§ **Exercise directions**:
Keep the wording of each record exactly the same when you repeat it, and leave out pictures.

----------------------------------------

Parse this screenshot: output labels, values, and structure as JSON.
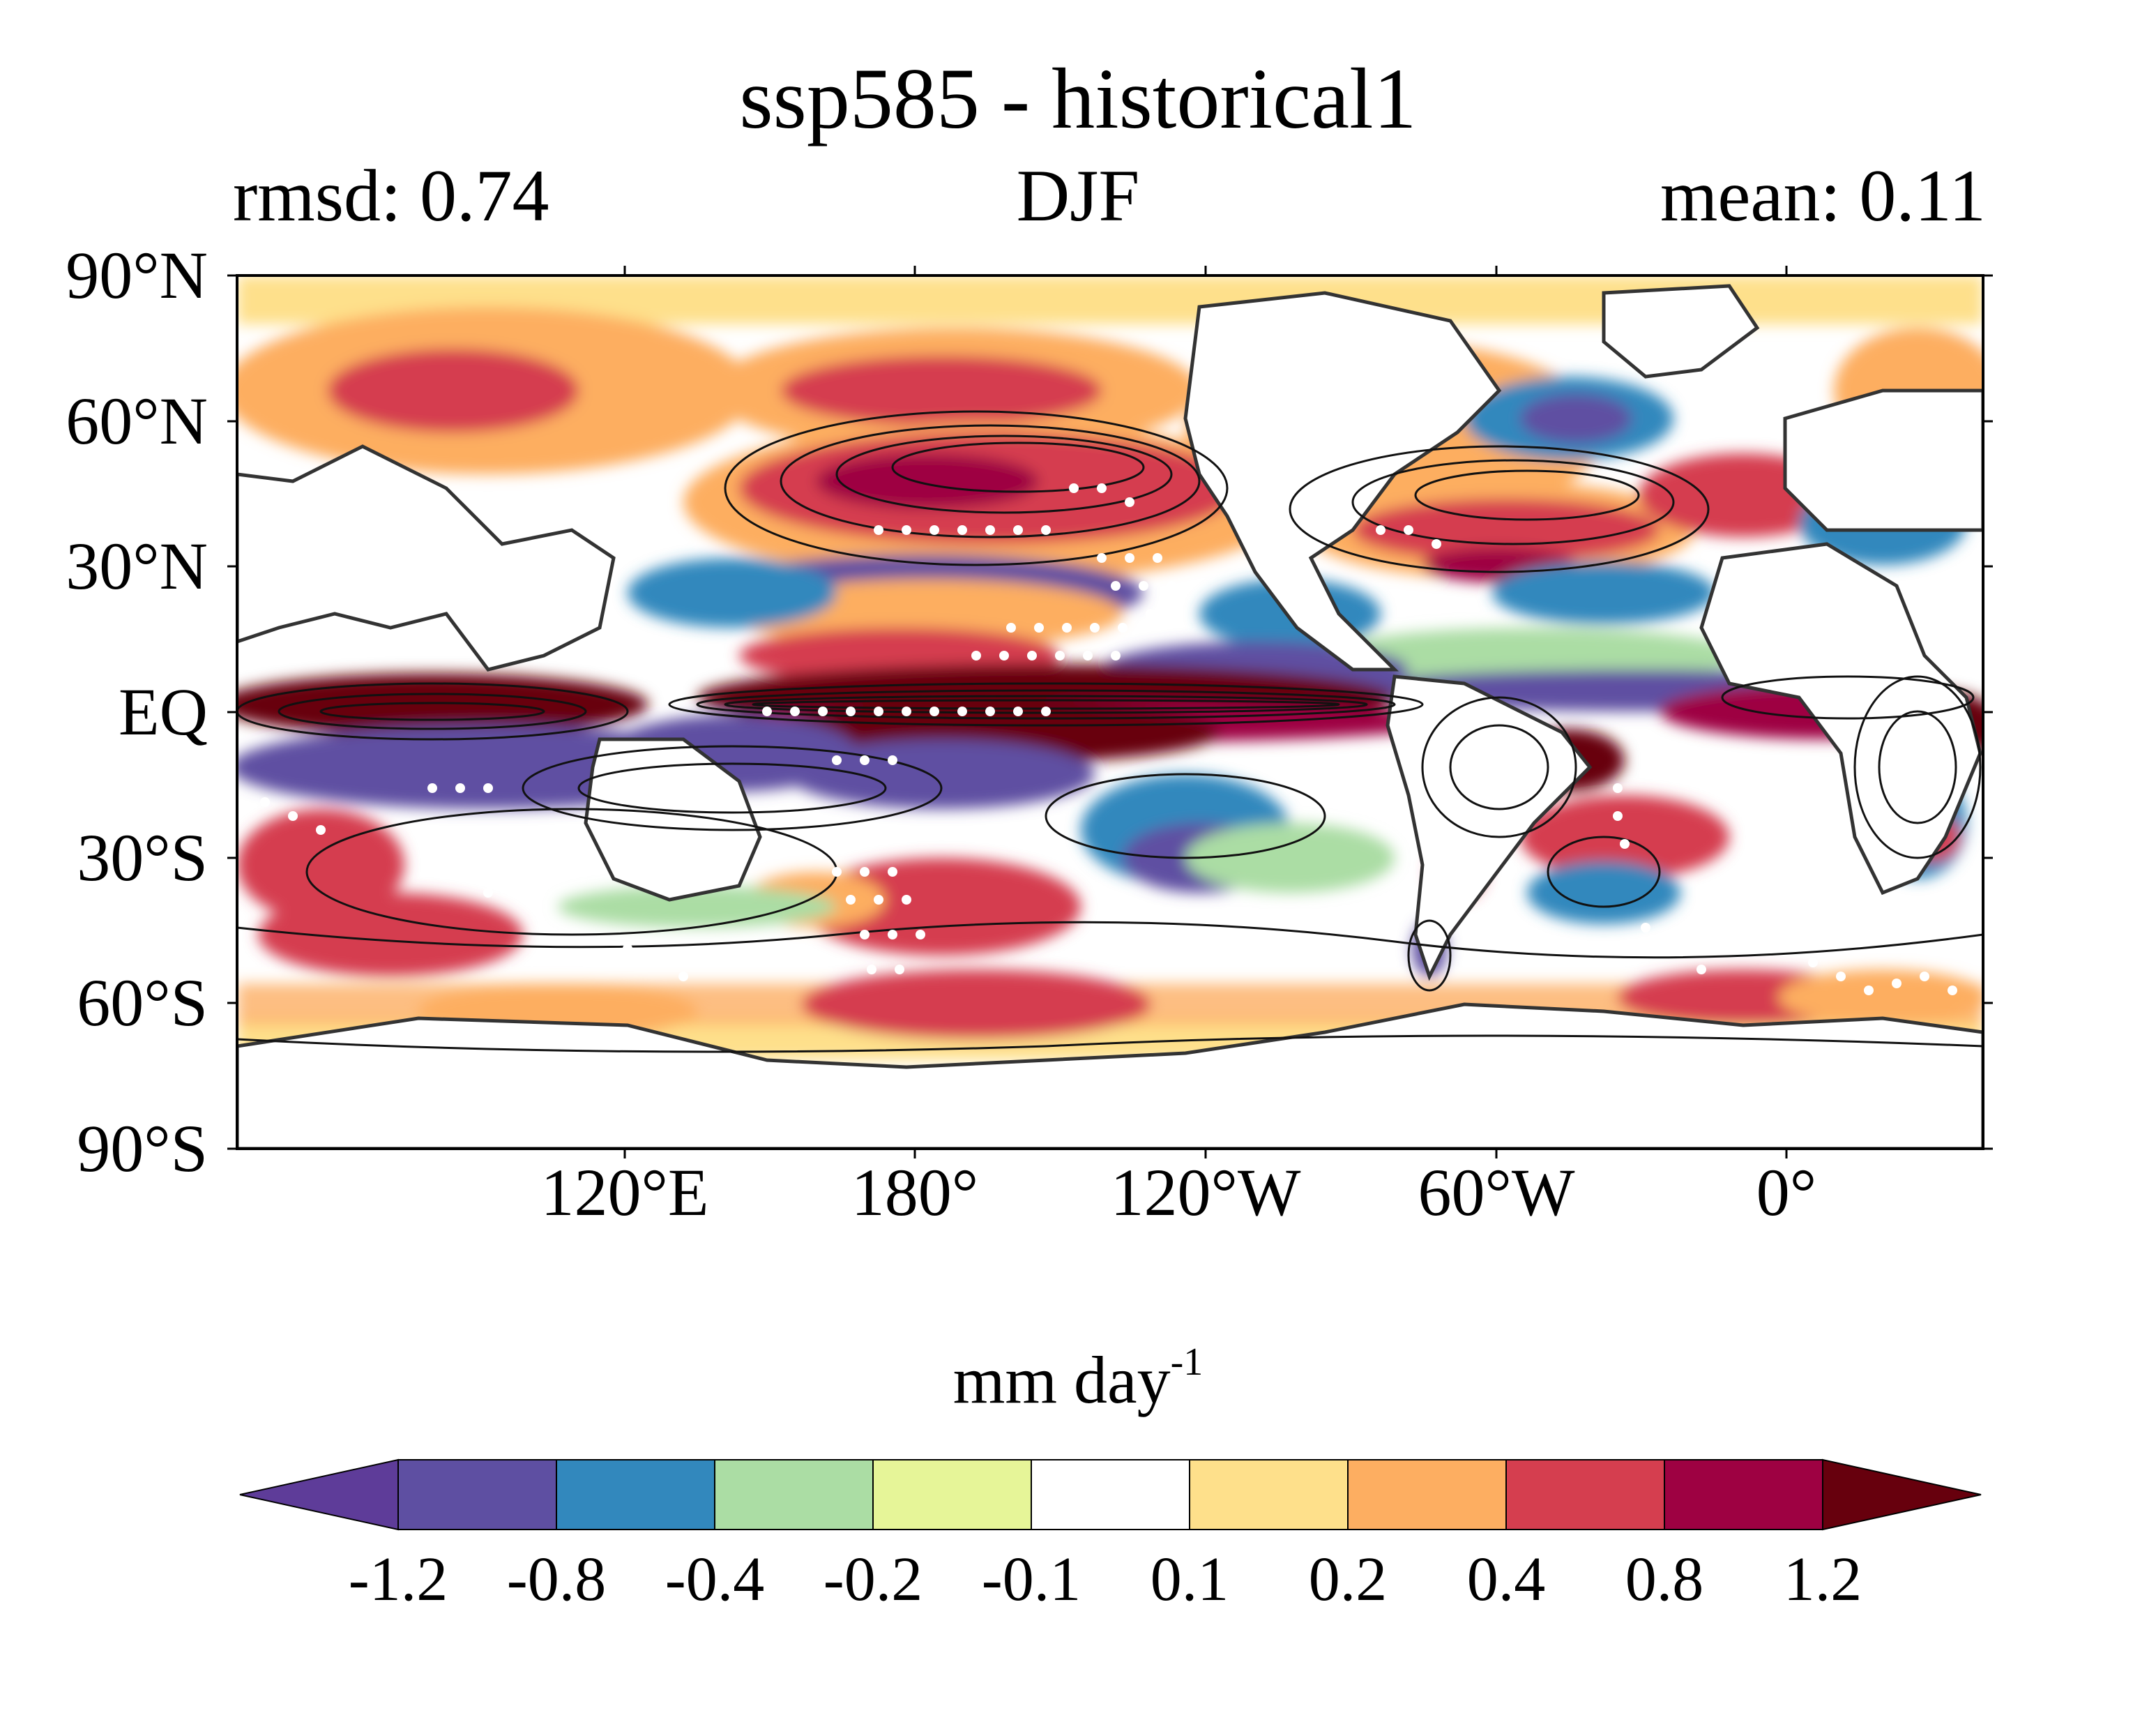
{
  "title": "ssp585 - historical1",
  "subtitle": {
    "left": "rmsd: 0.74",
    "center": "DJF",
    "right": "mean: 0.11"
  },
  "axes": {
    "lat_ticks": [
      "90°N",
      "60°N",
      "30°N",
      "EQ",
      "30°S",
      "60°S",
      "90°S"
    ],
    "lon_ticks": [
      "120°E",
      "180°",
      "120°W",
      "60°W",
      "0°"
    ]
  },
  "colorbar": {
    "units": "mm day",
    "units_superscript": "-1",
    "tick_labels": [
      "-1.2",
      "-0.8",
      "-0.4",
      "-0.2",
      "-0.1",
      "0.1",
      "0.2",
      "0.4",
      "0.8",
      "1.2"
    ],
    "colors": [
      "#5e3c99",
      "#5e4fa2",
      "#3288bd",
      "#abdda4",
      "#e6f598",
      "#ffffff",
      "#fee08b",
      "#fdae61",
      "#d53e4f",
      "#9e0142",
      "#67000d"
    ]
  }
}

----------------------------------------

§ **Solved exercise**:
Parse this screenshot: output labels, values, and structure as JSON.
{
  "title": "ssp585 - historical1",
  "subtitle": {
    "left": "rmsd: 0.74",
    "center": "DJF",
    "right": "mean: 0.11"
  },
  "axes": {
    "lat_ticks": [
      "90°N",
      "60°N",
      "30°N",
      "EQ",
      "30°S",
      "60°S",
      "90°S"
    ],
    "lon_ticks": [
      "120°E",
      "180°",
      "120°W",
      "60°W",
      "0°"
    ]
  },
  "colorbar": {
    "units": "mm day",
    "units_superscript": "-1",
    "tick_labels": [
      "-1.2",
      "-0.8",
      "-0.4",
      "-0.2",
      "-0.1",
      "0.1",
      "0.2",
      "0.4",
      "0.8",
      "1.2"
    ],
    "colors": [
      "#5e3c99",
      "#5e4fa2",
      "#3288bd",
      "#abdda4",
      "#e6f598",
      "#ffffff",
      "#fee08b",
      "#fdae61",
      "#d53e4f",
      "#9e0142",
      "#67000d"
    ]
  }
}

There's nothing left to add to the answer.